- Requirements: Copy out the data below verbatim.

- Data supplied:
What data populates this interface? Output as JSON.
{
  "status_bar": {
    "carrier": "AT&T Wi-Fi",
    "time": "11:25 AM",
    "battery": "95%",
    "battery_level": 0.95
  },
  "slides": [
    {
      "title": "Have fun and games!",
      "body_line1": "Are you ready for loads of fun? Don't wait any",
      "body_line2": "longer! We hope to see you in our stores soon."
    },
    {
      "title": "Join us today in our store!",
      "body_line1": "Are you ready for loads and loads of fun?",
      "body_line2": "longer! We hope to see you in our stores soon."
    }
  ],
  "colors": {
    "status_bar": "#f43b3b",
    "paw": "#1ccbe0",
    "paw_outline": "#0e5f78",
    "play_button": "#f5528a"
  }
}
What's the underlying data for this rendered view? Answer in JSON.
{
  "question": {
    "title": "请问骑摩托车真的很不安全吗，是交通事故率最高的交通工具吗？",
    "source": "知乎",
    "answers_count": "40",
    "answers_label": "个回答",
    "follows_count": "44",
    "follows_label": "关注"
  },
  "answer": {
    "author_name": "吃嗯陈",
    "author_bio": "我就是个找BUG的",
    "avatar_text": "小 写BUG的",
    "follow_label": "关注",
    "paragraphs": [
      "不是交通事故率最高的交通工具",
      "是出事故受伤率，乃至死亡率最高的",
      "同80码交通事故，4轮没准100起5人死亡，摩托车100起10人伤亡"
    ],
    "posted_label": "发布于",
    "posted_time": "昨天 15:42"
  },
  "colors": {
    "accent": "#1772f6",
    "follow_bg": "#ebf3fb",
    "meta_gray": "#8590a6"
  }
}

- Solution for this problem:
What data populates this interface? Output as JSON.
{
  "status_bar": {
    "carrier": "AT&T Wi-Fi",
    "time": "11:25 AM",
    "battery": "95%",
    "battery_level": 0.95
  },
  "slides": [
    {
      "title": "Have fun and games!",
      "body_line1": "Are you ready for loads of fun? Don't wait any",
      "body_line2": "longer! We hope to see you in our stores soon."
    },
    {
      "title": "Join us today in our store!",
      "body_line1": "Are you ready for loads and loads of fun?",
      "body_line2": "longer! We hope to see you in our stores soon."
    }
  ],
  "colors": {
    "status_bar": "#f43b3b",
    "paw": "#1ccbe0",
    "paw_outline": "#0e5f78",
    "play_button": "#f5528a"
  }
}
What's the underlying data for this rendered view? Answer in JSON.
{
  "question": {
    "title": "请问骑摩托车真的很不安全吗，是交通事故率最高的交通工具吗？",
    "source": "知乎",
    "answers_count": "40",
    "answers_label": "个回答",
    "follows_count": "44",
    "follows_label": "关注"
  },
  "answer": {
    "author_name": "吃嗯陈",
    "author_bio": "我就是个找BUG的",
    "avatar_text": "小 写BUG的",
    "follow_label": "关注",
    "paragraphs": [
      "不是交通事故率最高的交通工具",
      "是出事故受伤率，乃至死亡率最高的",
      "同80码交通事故，4轮没准100起5人死亡，摩托车100起10人伤亡"
    ],
    "posted_label": "发布于",
    "posted_time": "昨天 15:42"
  },
  "colors": {
    "accent": "#1772f6",
    "follow_bg": "#ebf3fb",
    "meta_gray": "#8590a6"
  }
}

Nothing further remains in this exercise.